Your task is to repeat all of the material exactly.

■ Records to use
"""

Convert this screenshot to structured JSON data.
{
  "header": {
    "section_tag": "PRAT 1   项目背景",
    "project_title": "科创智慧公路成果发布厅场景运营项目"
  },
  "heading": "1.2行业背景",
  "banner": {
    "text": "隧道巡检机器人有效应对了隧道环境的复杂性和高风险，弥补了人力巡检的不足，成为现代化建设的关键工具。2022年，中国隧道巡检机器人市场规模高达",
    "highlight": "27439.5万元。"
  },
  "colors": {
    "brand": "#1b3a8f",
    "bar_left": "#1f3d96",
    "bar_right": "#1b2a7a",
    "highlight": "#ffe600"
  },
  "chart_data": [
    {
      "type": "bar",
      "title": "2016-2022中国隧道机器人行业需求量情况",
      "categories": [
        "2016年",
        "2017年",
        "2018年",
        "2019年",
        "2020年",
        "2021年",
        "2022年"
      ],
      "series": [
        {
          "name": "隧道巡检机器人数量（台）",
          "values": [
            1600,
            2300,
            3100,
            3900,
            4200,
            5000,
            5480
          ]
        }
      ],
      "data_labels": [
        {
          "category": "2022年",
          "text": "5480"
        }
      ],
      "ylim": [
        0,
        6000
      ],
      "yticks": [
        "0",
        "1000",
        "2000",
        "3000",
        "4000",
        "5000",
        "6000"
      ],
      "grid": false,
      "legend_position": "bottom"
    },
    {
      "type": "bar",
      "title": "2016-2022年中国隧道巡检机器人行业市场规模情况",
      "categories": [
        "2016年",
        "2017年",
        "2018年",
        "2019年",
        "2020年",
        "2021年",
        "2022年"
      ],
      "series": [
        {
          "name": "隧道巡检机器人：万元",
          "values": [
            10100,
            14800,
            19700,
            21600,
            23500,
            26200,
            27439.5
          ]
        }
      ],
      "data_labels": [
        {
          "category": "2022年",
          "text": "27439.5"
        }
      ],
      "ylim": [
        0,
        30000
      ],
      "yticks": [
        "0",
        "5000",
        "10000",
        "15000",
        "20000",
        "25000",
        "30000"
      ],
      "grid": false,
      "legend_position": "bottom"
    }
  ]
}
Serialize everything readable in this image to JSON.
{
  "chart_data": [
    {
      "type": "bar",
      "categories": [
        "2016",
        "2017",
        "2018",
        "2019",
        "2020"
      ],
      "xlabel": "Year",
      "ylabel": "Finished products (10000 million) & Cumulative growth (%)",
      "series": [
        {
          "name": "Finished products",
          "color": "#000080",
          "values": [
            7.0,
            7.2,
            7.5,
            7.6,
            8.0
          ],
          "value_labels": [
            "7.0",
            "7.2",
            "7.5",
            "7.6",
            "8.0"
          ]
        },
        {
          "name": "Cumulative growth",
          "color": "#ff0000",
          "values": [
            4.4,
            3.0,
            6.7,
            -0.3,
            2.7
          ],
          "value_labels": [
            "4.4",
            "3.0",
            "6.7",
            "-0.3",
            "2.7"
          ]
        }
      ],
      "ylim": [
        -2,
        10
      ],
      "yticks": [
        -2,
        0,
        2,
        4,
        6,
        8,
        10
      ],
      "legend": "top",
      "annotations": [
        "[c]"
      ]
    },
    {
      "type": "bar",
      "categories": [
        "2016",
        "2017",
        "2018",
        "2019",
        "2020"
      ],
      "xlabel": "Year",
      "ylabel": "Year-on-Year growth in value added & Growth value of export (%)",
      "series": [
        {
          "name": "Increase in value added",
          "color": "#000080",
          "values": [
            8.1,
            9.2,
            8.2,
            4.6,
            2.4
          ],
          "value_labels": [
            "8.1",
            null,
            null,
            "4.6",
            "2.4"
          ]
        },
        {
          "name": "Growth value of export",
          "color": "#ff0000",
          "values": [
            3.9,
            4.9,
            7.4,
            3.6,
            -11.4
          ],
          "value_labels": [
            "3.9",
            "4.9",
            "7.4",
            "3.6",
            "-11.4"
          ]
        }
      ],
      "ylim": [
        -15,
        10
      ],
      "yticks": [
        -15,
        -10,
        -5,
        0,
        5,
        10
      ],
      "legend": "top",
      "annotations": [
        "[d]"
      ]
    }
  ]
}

"""

■ The answer
Convert this screenshot to structured JSON data.
{
  "header": {
    "section_tag": "PRAT 1   项目背景",
    "project_title": "科创智慧公路成果发布厅场景运营项目"
  },
  "heading": "1.2行业背景",
  "banner": {
    "text": "隧道巡检机器人有效应对了隧道环境的复杂性和高风险，弥补了人力巡检的不足，成为现代化建设的关键工具。2022年，中国隧道巡检机器人市场规模高达",
    "highlight": "27439.5万元。"
  },
  "colors": {
    "brand": "#1b3a8f",
    "bar_left": "#1f3d96",
    "bar_right": "#1b2a7a",
    "highlight": "#ffe600"
  },
  "chart_data": [
    {
      "type": "bar",
      "title": "2016-2022中国隧道机器人行业需求量情况",
      "categories": [
        "2016年",
        "2017年",
        "2018年",
        "2019年",
        "2020年",
        "2021年",
        "2022年"
      ],
      "series": [
        {
          "name": "隧道巡检机器人数量（台）",
          "values": [
            1600,
            2300,
            3100,
            3900,
            4200,
            5000,
            5480
          ]
        }
      ],
      "data_labels": [
        {
          "category": "2022年",
          "text": "5480"
        }
      ],
      "ylim": [
        0,
        6000
      ],
      "yticks": [
        "0",
        "1000",
        "2000",
        "3000",
        "4000",
        "5000",
        "6000"
      ],
      "grid": false,
      "legend_position": "bottom"
    },
    {
      "type": "bar",
      "title": "2016-2022年中国隧道巡检机器人行业市场规模情况",
      "categories": [
        "2016年",
        "2017年",
        "2018年",
        "2019年",
        "2020年",
        "2021年",
        "2022年"
      ],
      "series": [
        {
          "name": "隧道巡检机器人：万元",
          "values": [
            10100,
            14800,
            19700,
            21600,
            23500,
            26200,
            27439.5
          ]
        }
      ],
      "data_labels": [
        {
          "category": "2022年",
          "text": "27439.5"
        }
      ],
      "ylim": [
        0,
        30000
      ],
      "yticks": [
        "0",
        "5000",
        "10000",
        "15000",
        "20000",
        "25000",
        "30000"
      ],
      "grid": false,
      "legend_position": "bottom"
    }
  ]
}
Serialize everything readable in this image to JSON.
{
  "chart_data": [
    {
      "type": "bar",
      "categories": [
        "2016",
        "2017",
        "2018",
        "2019",
        "2020"
      ],
      "xlabel": "Year",
      "ylabel": "Finished products (10000 million) & Cumulative growth (%)",
      "series": [
        {
          "name": "Finished products",
          "color": "#000080",
          "values": [
            7.0,
            7.2,
            7.5,
            7.6,
            8.0
          ],
          "value_labels": [
            "7.0",
            "7.2",
            "7.5",
            "7.6",
            "8.0"
          ]
        },
        {
          "name": "Cumulative growth",
          "color": "#ff0000",
          "values": [
            4.4,
            3.0,
            6.7,
            -0.3,
            2.7
          ],
          "value_labels": [
            "4.4",
            "3.0",
            "6.7",
            "-0.3",
            "2.7"
          ]
        }
      ],
      "ylim": [
        -2,
        10
      ],
      "yticks": [
        -2,
        0,
        2,
        4,
        6,
        8,
        10
      ],
      "legend": "top",
      "annotations": [
        "[c]"
      ]
    },
    {
      "type": "bar",
      "categories": [
        "2016",
        "2017",
        "2018",
        "2019",
        "2020"
      ],
      "xlabel": "Year",
      "ylabel": "Year-on-Year growth in value added & Growth value of export (%)",
      "series": [
        {
          "name": "Increase in value added",
          "color": "#000080",
          "values": [
            8.1,
            9.2,
            8.2,
            4.6,
            2.4
          ],
          "value_labels": [
            "8.1",
            null,
            null,
            "4.6",
            "2.4"
          ]
        },
        {
          "name": "Growth value of export",
          "color": "#ff0000",
          "values": [
            3.9,
            4.9,
            7.4,
            3.6,
            -11.4
          ],
          "value_labels": [
            "3.9",
            "4.9",
            "7.4",
            "3.6",
            "-11.4"
          ]
        }
      ],
      "ylim": [
        -15,
        10
      ],
      "yticks": [
        -15,
        -10,
        -5,
        0,
        5,
        10
      ],
      "legend": "top",
      "annotations": [
        "[d]"
      ]
    }
  ]
}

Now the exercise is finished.